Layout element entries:
┄┄┄┄┄┄┄┄┄┄
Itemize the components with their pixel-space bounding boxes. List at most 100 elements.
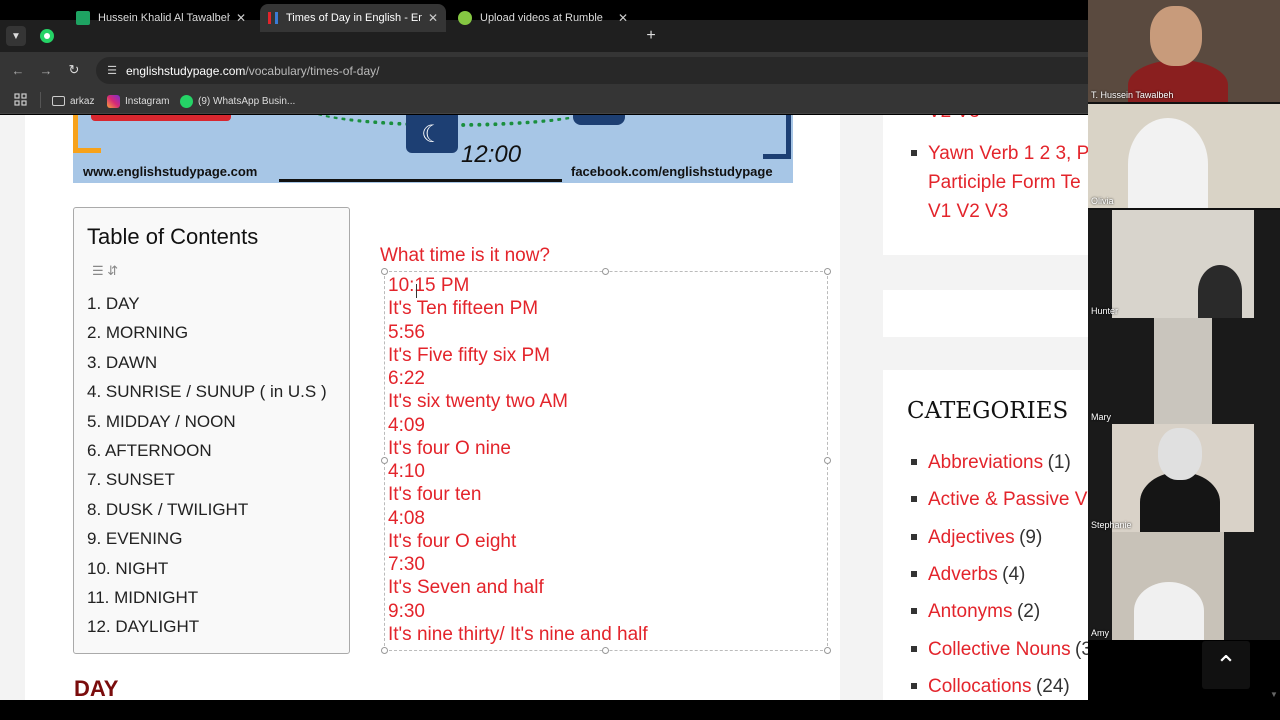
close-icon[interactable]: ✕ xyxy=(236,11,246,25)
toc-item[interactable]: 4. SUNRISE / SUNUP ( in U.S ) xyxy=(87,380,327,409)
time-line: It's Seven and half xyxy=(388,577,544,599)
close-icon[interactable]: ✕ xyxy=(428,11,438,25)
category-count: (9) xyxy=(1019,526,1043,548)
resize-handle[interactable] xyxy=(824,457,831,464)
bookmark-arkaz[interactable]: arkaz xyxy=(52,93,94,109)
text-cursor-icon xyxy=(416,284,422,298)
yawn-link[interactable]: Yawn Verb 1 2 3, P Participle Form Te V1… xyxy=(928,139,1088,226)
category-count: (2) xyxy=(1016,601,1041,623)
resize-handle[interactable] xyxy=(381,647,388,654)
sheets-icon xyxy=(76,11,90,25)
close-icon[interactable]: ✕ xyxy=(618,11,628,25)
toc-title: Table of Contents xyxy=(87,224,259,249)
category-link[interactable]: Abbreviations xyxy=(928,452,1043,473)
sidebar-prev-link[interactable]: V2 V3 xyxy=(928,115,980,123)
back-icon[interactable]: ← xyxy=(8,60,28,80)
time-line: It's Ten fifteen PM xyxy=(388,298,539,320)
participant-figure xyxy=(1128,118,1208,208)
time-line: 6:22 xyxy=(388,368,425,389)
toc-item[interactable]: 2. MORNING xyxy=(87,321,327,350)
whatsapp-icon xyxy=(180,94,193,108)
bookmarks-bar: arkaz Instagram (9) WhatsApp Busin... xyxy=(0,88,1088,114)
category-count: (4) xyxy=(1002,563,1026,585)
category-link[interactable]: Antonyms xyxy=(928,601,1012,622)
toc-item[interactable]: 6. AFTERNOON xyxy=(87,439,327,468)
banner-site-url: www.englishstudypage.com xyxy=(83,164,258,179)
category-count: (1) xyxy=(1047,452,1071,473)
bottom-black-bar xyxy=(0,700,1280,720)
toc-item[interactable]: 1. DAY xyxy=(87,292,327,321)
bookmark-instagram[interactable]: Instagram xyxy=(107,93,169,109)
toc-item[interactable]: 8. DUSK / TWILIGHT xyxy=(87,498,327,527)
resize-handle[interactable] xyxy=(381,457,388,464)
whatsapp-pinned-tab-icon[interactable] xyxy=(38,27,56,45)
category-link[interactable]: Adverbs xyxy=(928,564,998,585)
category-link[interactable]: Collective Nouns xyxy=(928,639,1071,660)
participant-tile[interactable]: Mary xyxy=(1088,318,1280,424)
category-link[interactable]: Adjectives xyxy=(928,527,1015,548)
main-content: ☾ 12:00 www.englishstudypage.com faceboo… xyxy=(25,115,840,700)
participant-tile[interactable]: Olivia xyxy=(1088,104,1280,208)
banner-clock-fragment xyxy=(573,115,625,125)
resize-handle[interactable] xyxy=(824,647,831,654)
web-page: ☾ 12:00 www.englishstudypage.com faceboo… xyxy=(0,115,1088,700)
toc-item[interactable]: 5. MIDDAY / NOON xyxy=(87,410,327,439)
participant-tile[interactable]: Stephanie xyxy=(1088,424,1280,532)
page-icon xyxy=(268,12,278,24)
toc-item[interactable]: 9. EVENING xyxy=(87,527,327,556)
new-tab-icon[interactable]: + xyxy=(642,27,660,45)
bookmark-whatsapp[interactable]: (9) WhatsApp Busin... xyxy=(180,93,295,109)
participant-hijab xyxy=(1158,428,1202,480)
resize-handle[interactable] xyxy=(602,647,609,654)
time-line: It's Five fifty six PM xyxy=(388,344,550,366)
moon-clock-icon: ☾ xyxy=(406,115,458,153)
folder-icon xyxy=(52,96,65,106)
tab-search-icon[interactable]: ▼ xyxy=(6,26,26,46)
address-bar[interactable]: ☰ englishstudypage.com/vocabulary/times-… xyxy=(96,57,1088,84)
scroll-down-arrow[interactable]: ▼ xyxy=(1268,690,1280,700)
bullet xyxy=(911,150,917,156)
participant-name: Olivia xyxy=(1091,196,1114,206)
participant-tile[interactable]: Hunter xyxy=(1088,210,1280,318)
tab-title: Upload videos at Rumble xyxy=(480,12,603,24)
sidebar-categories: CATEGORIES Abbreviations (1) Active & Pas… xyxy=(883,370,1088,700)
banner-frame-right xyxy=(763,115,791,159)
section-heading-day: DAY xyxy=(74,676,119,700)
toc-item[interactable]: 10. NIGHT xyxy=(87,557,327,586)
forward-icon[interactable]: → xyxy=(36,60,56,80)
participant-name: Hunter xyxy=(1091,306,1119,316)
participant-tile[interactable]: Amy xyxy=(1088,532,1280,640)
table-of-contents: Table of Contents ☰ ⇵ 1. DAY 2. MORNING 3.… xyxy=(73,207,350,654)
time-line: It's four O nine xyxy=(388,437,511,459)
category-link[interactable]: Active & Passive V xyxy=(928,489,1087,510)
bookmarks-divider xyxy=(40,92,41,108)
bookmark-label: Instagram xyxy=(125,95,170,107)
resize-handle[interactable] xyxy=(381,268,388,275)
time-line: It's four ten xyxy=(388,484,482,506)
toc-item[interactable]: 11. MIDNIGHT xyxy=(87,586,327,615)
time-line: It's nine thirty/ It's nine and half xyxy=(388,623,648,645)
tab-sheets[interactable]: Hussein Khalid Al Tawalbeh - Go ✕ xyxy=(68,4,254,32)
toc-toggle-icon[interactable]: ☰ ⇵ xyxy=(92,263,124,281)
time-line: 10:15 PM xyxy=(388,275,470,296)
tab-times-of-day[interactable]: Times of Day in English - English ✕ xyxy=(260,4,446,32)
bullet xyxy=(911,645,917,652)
┄┄┄┄┄┄┄┄┄┄
Task brief => Can you express every line of the records above as a Markdown table with the columns Row and Entry, numbering each row and skipping blank lines? Leave out any picture markers.

Answer to the exercise =>
| Row | Entry |
|---|---|
| 1 | Itemize the components with their pixel-space bounding boxes. List at most 100 elements. |
| 2 | close-icon[interactable]: ✕ xyxy=(236,11,246,25) |
| 3 | toc-item[interactable]: 4. SUNRISE / SUNUP ( in U.S ) xyxy=(87,380,327,409) |
| 4 | time-line: It's Seven and half xyxy=(388,577,544,599) |
| 5 | close-icon[interactable]: ✕ xyxy=(428,11,438,25) |
| 6 | category-count: (9) xyxy=(1019,526,1043,548) |
| 7 | resize-handle[interactable] xyxy=(824,457,831,464) |
| 8 | bookmark-arkaz[interactable]: arkaz xyxy=(52,93,94,109) |
| 9 | text-cursor-icon xyxy=(416,284,422,298) |
| 10 | yawn-link[interactable]: Yawn Verb 1 2 3, P Participle Form Te V1… xyxy=(928,139,1088,226) |
| 11 | category-count: (2) xyxy=(1016,601,1041,623) |
| 12 | resize-handle[interactable] xyxy=(381,647,388,654) |
| 13 | sheets-icon xyxy=(76,11,90,25) |
| 14 | close-icon[interactable]: ✕ xyxy=(618,11,628,25) |
| 15 | toc-title: Table of Contents xyxy=(87,224,259,249) |
| 16 | category-link[interactable]: Abbreviations xyxy=(928,452,1043,473) |
| 17 | sidebar-prev-link[interactable]: V2 V3 xyxy=(928,115,980,123) |
| 18 | back-icon[interactable]: ← xyxy=(8,60,28,80) |
| 19 | time-line: It's Ten fifteen PM xyxy=(388,298,539,320) |
| 20 | participant-figure xyxy=(1128,118,1208,208) |
| 21 | time-line: 6:22 xyxy=(388,368,425,389) |
| 22 | toc-item[interactable]: 2. MORNING xyxy=(87,321,327,350) |
| 23 | whatsapp-icon xyxy=(180,94,193,108) |
| 24 | bookmarks-bar: arkaz Instagram (9) WhatsApp Busin... xyxy=(0,88,1088,114) |
| 25 | category-count: (4) xyxy=(1002,563,1026,585) |
| 26 | category-link[interactable]: Antonyms xyxy=(928,601,1012,622) |
| 27 | toc-item[interactable]: 6. AFTERNOON xyxy=(87,439,327,468) |
| 28 | banner-site-url: www.englishstudypage.com xyxy=(83,164,258,179) |
| 29 | category-count: (1) xyxy=(1047,452,1071,473) |
| 30 | bottom-black-bar xyxy=(0,700,1280,720) |
| 31 | toc-item[interactable]: 1. DAY xyxy=(87,292,327,321) |
| 32 | bookmark-instagram[interactable]: Instagram xyxy=(107,93,169,109) |
| 33 | toc-item[interactable]: 8. DUSK / TWILIGHT xyxy=(87,498,327,527) |
| 34 | resize-handle[interactable] xyxy=(381,457,388,464) |
| 35 | whatsapp-pinned-tab-icon[interactable] xyxy=(38,27,56,45) |
| 36 | category-link[interactable]: Adverbs xyxy=(928,564,998,585) |
| 37 | category-link[interactable]: Collective Nouns xyxy=(928,639,1071,660) |
| 38 | participant-tile[interactable]: Mary xyxy=(1088,318,1280,424) |
| 39 | category-link[interactable]: Adjectives xyxy=(928,527,1015,548) |
| 40 | main-content: ☾ 12:00 www.englishstudypage.com faceboo… xyxy=(25,115,840,700) |
| 41 | participant-tile[interactable]: Olivia xyxy=(1088,104,1280,208) |
| 42 | banner-clock-fragment xyxy=(573,115,625,125) |
| 43 | resize-handle[interactable] xyxy=(824,647,831,654) |
| 44 | web-page: ☾ 12:00 www.englishstudypage.com faceboo… xyxy=(0,115,1088,700) |
| 45 | toc-item[interactable]: 5. MIDDAY / NOON xyxy=(87,410,327,439) |
| 46 | participant-tile[interactable]: Stephanie xyxy=(1088,424,1280,532) |
| 47 | page-icon xyxy=(268,12,278,24) |
| 48 | toc-item[interactable]: 9. EVENING xyxy=(87,527,327,556) |
| 49 | new-tab-icon[interactable]: + xyxy=(642,27,660,45) |
| 50 | bookmark-whatsapp[interactable]: (9) WhatsApp Busin... xyxy=(180,93,295,109) |
| 51 | participant-hijab xyxy=(1158,428,1202,480) |
| 52 | resize-handle[interactable] xyxy=(602,647,609,654) |
| 53 | time-line: It's Five fifty six PM xyxy=(388,344,550,366) |
| 54 | moon-clock-icon: ☾ xyxy=(406,115,458,153) |
| 55 | folder-icon xyxy=(52,96,65,106) |
| 56 | tab-search-icon[interactable]: ▼ xyxy=(6,26,26,46) |
| 57 | address-bar[interactable]: ☰ englishstudypage.com/vocabulary/times-… xyxy=(96,57,1088,84) |
| 58 | scroll-down-arrow[interactable]: ▼ xyxy=(1268,690,1280,700) |
| 59 | bullet xyxy=(911,150,917,156) |
| 60 | participant-name: Olivia xyxy=(1091,196,1114,206) |
| 61 | participant-tile[interactable]: Hunter xyxy=(1088,210,1280,318) |
| 62 | tab-title: Upload videos at Rumble xyxy=(480,12,603,24) |
| 63 | sidebar-categories: CATEGORIES Abbreviations (1) Active & Pas… xyxy=(883,370,1088,700) |
| 64 | banner-frame-right xyxy=(763,115,791,159) |
| 65 | section-heading-day: DAY xyxy=(74,676,119,700) |
| 66 | toc-item[interactable]: 10. NIGHT xyxy=(87,557,327,586) |
| 67 | forward-icon[interactable]: → xyxy=(36,60,56,80) |
| 68 | participant-name: Hunter xyxy=(1091,306,1119,316) |
| 69 | participant-tile[interactable]: Amy xyxy=(1088,532,1280,640) |
| 70 | table-of-contents: Table of Contents ☰ ⇵ 1. DAY 2. MORNING 3.… xyxy=(73,207,350,654) |
| 71 | time-line: It's four O nine xyxy=(388,437,511,459) |
| 72 | category-link[interactable]: Active & Passive V xyxy=(928,489,1087,510) |
| 73 | bookmarks-divider xyxy=(40,92,41,108) |
| 74 | bookmark-label: Instagram xyxy=(125,95,170,107) |
| 75 | resize-handle[interactable] xyxy=(381,268,388,275) |
| 76 | time-line: It's four ten xyxy=(388,484,482,506) |
| 77 | toc-item[interactable]: 11. MIDNIGHT xyxy=(87,586,327,615) |
| 78 | time-line: It's nine thirty/ It's nine and half xyxy=(388,623,648,645) |
| 79 | tab-sheets[interactable]: Hussein Khalid Al Tawalbeh - Go ✕ xyxy=(68,4,254,32) |
| 80 | toc-toggle-icon[interactable]: ☰ ⇵ xyxy=(92,263,124,281) |
| 81 | time-line: 10:15 PM xyxy=(388,275,470,296) |
| 82 | tab-times-of-day[interactable]: Times of Day in English - English ✕ xyxy=(260,4,446,32) |
| 83 | bullet xyxy=(911,645,917,652) |